--- start DATA PROVIDED ---
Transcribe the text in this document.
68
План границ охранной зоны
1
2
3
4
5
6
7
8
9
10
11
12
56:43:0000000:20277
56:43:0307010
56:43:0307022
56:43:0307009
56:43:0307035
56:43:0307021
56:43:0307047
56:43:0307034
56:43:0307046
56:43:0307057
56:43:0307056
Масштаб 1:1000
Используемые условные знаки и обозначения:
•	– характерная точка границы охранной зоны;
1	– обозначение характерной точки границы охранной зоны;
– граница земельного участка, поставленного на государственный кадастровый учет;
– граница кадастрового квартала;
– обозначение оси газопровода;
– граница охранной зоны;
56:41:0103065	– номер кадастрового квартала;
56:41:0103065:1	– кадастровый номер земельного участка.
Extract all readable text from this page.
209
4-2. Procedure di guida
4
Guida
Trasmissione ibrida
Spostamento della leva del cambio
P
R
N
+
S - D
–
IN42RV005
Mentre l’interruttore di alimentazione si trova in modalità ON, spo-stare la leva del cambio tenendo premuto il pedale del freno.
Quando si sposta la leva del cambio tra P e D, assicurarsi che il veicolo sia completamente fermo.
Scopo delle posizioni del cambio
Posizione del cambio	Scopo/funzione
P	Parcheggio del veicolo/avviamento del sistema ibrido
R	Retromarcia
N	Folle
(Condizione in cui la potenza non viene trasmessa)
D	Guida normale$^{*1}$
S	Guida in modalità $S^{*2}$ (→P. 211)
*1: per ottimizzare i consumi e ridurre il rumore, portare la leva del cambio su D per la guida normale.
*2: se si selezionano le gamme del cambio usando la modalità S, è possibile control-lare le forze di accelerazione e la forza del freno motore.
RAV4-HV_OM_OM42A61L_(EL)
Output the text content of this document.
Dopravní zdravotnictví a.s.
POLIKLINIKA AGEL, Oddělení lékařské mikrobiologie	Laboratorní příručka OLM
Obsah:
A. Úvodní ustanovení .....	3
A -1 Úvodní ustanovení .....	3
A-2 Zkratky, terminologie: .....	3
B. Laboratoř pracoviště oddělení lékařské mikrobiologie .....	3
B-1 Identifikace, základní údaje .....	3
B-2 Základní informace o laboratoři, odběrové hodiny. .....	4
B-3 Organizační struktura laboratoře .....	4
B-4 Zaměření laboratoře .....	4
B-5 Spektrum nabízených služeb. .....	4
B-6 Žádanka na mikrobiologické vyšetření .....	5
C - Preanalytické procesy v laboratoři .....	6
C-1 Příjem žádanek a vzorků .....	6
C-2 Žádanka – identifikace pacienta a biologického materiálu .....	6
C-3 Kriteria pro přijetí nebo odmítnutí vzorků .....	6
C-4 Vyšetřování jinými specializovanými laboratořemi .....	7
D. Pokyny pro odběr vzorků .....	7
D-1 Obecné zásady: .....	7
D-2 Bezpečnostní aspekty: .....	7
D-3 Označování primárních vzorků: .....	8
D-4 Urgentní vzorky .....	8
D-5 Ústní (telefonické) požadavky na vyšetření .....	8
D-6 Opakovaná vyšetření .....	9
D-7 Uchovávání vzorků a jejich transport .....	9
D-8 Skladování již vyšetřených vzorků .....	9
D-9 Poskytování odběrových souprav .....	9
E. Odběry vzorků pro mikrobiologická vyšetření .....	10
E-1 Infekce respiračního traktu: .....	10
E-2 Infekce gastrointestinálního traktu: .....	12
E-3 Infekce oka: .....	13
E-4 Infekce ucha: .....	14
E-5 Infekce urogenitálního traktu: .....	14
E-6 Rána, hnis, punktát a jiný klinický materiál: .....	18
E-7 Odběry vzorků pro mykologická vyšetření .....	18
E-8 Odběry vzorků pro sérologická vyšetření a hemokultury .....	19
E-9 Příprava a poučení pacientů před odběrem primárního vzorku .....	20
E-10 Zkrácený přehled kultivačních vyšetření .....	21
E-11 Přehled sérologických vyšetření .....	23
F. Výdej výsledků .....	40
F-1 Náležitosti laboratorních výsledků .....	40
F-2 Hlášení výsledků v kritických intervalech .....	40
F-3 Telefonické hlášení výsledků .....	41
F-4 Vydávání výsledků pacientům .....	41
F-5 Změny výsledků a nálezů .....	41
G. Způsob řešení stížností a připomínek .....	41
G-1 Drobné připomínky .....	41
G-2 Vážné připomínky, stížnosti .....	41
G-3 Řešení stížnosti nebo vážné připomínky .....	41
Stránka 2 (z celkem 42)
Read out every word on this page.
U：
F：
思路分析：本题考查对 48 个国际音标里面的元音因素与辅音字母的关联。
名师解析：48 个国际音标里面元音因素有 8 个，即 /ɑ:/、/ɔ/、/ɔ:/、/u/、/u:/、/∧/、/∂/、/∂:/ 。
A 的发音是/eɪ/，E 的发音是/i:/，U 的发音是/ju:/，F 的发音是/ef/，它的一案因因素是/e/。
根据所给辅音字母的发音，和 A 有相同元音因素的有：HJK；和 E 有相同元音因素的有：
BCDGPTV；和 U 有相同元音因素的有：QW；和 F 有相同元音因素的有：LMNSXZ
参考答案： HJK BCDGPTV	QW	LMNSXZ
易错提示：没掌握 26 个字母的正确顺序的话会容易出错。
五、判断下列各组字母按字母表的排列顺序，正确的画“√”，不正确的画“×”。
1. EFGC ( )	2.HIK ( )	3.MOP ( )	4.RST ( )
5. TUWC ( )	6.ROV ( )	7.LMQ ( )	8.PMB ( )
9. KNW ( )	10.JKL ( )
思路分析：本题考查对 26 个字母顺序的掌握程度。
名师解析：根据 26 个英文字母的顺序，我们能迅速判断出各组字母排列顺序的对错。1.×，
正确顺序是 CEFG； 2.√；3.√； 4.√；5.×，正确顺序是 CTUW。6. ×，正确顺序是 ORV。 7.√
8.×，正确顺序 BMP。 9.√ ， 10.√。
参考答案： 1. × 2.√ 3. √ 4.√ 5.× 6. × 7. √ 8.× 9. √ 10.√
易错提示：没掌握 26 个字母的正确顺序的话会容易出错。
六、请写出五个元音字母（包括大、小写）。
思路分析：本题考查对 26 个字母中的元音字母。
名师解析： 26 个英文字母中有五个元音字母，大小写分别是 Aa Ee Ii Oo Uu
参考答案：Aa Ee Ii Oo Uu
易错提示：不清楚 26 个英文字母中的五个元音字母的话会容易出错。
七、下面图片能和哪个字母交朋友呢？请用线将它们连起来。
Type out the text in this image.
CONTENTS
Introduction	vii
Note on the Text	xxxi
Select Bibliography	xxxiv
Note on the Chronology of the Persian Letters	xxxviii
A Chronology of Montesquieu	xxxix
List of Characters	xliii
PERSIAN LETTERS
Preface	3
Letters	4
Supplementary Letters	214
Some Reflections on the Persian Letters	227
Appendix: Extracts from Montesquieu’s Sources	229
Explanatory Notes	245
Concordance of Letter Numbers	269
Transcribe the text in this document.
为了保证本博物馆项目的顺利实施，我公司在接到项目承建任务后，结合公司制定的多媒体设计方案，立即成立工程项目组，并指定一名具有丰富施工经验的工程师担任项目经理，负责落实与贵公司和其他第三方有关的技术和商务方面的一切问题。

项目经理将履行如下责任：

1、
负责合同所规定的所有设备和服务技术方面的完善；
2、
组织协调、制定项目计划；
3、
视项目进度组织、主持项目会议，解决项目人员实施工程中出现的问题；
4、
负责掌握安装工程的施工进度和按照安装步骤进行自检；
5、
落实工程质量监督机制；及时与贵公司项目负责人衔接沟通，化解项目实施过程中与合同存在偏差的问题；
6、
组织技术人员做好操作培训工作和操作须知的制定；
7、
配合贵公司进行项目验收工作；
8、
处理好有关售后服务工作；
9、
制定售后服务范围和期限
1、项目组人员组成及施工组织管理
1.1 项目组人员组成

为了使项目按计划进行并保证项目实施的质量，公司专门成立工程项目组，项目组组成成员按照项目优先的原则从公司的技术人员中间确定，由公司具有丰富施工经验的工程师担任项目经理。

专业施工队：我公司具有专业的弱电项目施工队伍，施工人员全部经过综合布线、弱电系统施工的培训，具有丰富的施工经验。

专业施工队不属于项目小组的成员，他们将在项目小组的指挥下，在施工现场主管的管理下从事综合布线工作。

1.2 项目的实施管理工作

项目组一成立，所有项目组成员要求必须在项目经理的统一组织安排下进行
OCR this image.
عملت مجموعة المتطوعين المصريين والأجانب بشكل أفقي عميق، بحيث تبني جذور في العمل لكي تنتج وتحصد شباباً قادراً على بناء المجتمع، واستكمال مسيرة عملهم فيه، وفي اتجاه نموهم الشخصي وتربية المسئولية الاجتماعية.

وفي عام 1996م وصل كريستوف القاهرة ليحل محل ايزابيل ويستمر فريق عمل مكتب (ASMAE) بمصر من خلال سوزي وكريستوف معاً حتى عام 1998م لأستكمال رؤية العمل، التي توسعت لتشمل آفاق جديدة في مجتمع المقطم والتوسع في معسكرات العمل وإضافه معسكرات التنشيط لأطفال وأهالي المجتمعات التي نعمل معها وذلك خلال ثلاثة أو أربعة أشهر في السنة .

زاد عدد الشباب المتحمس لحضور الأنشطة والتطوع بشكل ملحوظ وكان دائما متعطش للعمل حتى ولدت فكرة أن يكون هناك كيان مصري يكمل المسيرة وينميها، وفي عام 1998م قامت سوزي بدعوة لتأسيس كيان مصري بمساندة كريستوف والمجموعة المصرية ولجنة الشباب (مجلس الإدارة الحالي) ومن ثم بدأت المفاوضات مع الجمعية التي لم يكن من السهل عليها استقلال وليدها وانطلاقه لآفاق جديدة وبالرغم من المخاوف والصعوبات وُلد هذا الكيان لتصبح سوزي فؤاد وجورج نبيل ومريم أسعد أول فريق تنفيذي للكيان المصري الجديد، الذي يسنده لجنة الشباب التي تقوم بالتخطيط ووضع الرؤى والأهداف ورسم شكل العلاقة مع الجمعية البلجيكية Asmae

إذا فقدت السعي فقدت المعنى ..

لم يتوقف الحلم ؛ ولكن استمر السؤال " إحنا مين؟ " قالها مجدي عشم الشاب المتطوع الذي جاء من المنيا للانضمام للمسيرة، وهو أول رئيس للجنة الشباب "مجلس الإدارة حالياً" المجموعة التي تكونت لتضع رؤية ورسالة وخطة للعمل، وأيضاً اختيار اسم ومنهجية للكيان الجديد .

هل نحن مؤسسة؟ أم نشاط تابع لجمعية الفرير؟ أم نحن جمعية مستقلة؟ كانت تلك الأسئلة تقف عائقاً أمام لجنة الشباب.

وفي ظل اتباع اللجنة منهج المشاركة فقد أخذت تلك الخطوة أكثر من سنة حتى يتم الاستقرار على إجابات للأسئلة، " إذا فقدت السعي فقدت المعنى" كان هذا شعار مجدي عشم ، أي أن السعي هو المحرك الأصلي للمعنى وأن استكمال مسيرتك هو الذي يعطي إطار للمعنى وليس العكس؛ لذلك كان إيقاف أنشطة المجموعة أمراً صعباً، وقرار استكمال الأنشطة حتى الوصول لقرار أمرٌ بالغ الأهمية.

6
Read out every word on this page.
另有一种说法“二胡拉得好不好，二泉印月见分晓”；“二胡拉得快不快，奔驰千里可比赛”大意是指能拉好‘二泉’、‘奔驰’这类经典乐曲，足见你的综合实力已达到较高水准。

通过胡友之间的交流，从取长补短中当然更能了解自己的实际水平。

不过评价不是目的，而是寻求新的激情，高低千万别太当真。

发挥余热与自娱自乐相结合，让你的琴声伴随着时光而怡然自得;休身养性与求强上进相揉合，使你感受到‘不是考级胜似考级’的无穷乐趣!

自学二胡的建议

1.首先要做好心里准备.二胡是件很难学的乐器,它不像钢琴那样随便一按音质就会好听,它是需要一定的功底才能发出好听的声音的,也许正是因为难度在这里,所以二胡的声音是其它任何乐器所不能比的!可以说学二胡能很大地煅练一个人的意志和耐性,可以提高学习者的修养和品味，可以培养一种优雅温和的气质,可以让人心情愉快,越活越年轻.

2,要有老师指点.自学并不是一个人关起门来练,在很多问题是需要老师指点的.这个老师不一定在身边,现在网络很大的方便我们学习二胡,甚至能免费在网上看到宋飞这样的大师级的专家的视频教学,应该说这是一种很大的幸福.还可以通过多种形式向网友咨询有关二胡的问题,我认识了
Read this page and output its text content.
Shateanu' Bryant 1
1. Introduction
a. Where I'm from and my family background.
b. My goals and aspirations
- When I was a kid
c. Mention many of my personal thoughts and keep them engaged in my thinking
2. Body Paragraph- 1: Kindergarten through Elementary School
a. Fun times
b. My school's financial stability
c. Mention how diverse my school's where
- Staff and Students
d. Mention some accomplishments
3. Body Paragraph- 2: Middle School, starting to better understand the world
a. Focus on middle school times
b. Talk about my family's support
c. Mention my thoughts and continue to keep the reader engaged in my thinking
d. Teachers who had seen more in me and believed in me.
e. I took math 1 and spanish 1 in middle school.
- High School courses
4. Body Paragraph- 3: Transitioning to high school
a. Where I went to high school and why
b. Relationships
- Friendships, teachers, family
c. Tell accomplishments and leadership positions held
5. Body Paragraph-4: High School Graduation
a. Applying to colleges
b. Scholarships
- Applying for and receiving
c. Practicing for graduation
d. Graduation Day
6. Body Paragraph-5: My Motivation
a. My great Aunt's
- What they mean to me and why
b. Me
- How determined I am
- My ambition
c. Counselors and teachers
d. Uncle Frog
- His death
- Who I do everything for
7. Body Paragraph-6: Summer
--- end DATA PROVIDED ---
### WHAT IS EXPECTED
Pick out all the lines with the word "кадастровый" in them and copy them.

### RESPONSE TO THE EXERCISE
– граница земельного участка, поставленного на государственный кадастровый учет;
56:41:0103065:1	– кадастровый номер земельного участка.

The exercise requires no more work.